┌────────

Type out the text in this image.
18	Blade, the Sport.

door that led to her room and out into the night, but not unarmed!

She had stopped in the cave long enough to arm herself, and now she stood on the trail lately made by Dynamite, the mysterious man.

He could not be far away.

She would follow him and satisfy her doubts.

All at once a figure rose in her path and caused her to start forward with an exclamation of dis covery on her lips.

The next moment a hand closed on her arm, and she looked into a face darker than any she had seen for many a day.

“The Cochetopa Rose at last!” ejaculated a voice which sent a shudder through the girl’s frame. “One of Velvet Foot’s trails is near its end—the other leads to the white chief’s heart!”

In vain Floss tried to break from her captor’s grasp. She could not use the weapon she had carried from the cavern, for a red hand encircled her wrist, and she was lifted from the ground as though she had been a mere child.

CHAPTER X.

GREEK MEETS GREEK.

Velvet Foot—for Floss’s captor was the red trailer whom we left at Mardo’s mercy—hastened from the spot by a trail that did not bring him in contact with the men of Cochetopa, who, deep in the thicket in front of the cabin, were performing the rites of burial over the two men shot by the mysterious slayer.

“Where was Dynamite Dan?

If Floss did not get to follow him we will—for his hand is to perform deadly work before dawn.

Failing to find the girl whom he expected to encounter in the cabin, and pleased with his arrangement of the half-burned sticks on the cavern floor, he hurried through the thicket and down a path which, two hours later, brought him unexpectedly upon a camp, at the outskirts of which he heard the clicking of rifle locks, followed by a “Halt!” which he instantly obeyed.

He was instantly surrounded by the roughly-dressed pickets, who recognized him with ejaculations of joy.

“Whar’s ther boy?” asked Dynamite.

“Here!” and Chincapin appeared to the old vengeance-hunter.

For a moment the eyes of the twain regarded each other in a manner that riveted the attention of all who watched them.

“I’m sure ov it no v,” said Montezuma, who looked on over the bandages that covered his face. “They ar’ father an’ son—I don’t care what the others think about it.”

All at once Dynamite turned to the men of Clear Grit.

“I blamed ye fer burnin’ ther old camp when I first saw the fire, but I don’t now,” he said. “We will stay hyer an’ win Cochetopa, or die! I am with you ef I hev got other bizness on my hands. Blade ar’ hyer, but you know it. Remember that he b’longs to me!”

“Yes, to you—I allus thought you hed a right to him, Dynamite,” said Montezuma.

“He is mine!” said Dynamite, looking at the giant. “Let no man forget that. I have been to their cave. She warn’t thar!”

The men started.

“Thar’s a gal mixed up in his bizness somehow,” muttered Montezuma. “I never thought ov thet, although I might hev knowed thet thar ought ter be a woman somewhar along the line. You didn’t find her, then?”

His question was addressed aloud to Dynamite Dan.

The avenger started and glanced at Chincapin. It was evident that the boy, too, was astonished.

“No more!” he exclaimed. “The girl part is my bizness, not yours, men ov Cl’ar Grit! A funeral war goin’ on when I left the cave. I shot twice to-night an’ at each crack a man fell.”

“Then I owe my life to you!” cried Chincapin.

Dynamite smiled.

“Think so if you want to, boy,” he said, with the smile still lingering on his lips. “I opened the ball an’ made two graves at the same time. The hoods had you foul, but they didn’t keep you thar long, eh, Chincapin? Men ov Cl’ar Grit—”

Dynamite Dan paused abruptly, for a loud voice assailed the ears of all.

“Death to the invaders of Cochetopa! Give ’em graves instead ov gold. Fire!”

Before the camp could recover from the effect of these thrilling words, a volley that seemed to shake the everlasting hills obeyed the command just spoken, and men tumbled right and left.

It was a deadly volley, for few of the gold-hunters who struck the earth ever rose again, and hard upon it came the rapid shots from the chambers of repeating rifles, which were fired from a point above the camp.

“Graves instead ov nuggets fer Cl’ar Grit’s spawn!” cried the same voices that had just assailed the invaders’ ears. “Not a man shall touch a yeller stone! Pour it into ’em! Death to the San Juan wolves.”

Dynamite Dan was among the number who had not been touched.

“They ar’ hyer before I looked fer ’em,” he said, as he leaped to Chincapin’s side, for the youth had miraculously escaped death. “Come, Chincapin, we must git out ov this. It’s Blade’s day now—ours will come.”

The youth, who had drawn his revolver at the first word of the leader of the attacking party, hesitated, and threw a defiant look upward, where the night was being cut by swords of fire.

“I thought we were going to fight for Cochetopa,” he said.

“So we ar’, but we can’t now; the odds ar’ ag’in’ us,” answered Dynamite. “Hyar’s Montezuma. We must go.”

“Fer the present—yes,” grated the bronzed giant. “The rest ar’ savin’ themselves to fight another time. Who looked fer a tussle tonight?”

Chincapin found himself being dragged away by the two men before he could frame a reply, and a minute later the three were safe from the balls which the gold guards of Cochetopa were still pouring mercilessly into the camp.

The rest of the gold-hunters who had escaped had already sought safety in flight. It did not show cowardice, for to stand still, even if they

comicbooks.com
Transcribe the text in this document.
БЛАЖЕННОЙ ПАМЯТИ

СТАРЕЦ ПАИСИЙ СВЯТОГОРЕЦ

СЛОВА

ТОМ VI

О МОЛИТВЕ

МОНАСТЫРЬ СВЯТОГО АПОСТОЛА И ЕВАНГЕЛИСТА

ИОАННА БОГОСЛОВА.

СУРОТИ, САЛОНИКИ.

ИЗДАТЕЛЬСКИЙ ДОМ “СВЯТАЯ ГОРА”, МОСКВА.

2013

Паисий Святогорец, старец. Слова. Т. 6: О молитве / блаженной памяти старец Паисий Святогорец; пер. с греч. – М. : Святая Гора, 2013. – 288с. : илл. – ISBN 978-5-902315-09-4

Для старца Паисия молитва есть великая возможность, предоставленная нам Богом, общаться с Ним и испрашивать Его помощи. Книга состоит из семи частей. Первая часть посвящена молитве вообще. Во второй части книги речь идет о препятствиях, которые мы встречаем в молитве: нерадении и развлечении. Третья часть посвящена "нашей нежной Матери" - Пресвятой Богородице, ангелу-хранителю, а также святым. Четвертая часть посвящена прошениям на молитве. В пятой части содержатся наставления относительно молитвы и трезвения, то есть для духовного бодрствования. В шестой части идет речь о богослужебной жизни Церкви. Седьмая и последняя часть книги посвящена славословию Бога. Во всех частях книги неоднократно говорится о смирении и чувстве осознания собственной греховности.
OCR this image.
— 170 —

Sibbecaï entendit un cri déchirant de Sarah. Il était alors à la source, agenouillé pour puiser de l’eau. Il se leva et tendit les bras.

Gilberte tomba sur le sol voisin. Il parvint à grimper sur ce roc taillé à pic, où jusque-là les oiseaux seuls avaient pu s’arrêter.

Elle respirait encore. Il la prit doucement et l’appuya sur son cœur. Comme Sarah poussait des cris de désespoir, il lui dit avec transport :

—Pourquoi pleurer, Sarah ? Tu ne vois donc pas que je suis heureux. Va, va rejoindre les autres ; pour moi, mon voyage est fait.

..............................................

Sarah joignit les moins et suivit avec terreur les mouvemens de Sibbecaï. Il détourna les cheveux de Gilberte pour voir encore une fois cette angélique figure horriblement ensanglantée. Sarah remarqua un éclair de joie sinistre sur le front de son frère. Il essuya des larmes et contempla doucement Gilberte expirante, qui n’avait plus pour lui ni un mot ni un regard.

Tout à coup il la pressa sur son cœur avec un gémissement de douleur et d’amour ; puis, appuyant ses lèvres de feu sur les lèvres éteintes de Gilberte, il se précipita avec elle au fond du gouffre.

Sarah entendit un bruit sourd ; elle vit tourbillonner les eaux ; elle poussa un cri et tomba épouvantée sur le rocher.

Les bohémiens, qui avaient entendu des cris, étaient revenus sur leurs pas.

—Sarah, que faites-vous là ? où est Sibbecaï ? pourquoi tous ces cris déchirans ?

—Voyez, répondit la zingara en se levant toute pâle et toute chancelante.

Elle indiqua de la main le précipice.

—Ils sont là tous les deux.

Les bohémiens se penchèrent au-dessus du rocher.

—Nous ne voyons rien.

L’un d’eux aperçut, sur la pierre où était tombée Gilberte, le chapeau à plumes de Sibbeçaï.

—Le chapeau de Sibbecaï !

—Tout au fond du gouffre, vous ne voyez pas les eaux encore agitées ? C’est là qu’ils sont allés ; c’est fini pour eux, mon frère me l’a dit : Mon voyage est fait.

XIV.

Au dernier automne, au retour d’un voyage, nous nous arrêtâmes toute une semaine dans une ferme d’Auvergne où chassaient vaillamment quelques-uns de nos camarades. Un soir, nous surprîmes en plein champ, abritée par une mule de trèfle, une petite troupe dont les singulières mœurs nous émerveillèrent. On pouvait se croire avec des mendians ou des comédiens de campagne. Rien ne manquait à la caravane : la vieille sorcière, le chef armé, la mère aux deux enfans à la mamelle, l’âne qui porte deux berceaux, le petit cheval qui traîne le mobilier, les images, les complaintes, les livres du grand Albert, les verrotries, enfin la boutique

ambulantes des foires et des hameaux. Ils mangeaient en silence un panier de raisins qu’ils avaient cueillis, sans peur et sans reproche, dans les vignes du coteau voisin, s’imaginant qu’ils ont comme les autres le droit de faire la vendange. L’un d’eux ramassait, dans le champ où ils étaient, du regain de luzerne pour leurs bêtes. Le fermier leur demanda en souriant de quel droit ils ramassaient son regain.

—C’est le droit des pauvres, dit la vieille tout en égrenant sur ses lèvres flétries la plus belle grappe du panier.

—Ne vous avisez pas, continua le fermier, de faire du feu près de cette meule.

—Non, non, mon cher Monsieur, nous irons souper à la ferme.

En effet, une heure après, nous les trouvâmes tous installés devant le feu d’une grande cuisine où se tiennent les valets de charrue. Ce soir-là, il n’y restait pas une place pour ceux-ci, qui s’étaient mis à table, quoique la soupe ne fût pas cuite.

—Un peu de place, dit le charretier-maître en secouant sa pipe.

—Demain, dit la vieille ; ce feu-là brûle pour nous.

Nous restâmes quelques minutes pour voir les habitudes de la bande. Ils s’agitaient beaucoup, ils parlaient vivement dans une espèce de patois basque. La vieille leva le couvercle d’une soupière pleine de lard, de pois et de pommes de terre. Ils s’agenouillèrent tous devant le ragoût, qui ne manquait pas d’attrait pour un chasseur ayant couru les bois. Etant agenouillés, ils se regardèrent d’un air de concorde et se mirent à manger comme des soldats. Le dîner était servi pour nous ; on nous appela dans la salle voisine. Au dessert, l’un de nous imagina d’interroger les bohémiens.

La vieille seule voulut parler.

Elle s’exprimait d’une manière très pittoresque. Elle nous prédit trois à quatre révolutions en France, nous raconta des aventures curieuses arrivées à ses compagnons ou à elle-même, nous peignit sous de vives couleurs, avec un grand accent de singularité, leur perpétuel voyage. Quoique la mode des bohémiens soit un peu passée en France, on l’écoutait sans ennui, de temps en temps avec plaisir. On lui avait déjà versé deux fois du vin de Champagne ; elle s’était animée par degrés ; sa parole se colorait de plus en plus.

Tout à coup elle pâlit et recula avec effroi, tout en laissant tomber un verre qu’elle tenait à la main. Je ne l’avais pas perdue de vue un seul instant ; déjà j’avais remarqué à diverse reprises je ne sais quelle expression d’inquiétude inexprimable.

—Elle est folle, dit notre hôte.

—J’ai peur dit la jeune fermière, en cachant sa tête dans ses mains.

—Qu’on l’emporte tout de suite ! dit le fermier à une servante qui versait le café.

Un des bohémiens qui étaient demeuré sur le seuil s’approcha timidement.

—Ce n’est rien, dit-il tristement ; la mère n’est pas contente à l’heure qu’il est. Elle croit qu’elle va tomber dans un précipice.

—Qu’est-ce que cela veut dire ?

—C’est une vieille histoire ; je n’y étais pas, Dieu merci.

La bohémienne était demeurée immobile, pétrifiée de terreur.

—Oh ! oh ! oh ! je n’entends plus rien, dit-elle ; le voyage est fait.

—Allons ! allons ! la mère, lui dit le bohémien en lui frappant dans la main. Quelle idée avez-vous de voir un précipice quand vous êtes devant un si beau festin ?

└────────

### WHAT NEEDS TO BE DONE
Copy out each line that contains the word "left".

### OUTPUT FOR THIS EXERCISE
Velvet Foot—for Floss’s captor was the red trailer whom we left at Mardo’s mercy—hastened from the spot by a trail that did not bring him in contact with the men of Cochetopa, who, deep in the thicket in front of the cabin, were performing the rites of burial over the two men shot by the mysterious slayer.
“No more!” he exclaimed. “The girl part is my bizness, not yours, men ov Cl’ar Grit! A funeral war goin’ on when I left the cave. I shot twice to-night an’ at each crack a man fell.”
Before the camp could recover from the effect of these thrilling words, a volley that seemed to shake the everlasting hills obeyed the command just spoken, and men tumbled right and left.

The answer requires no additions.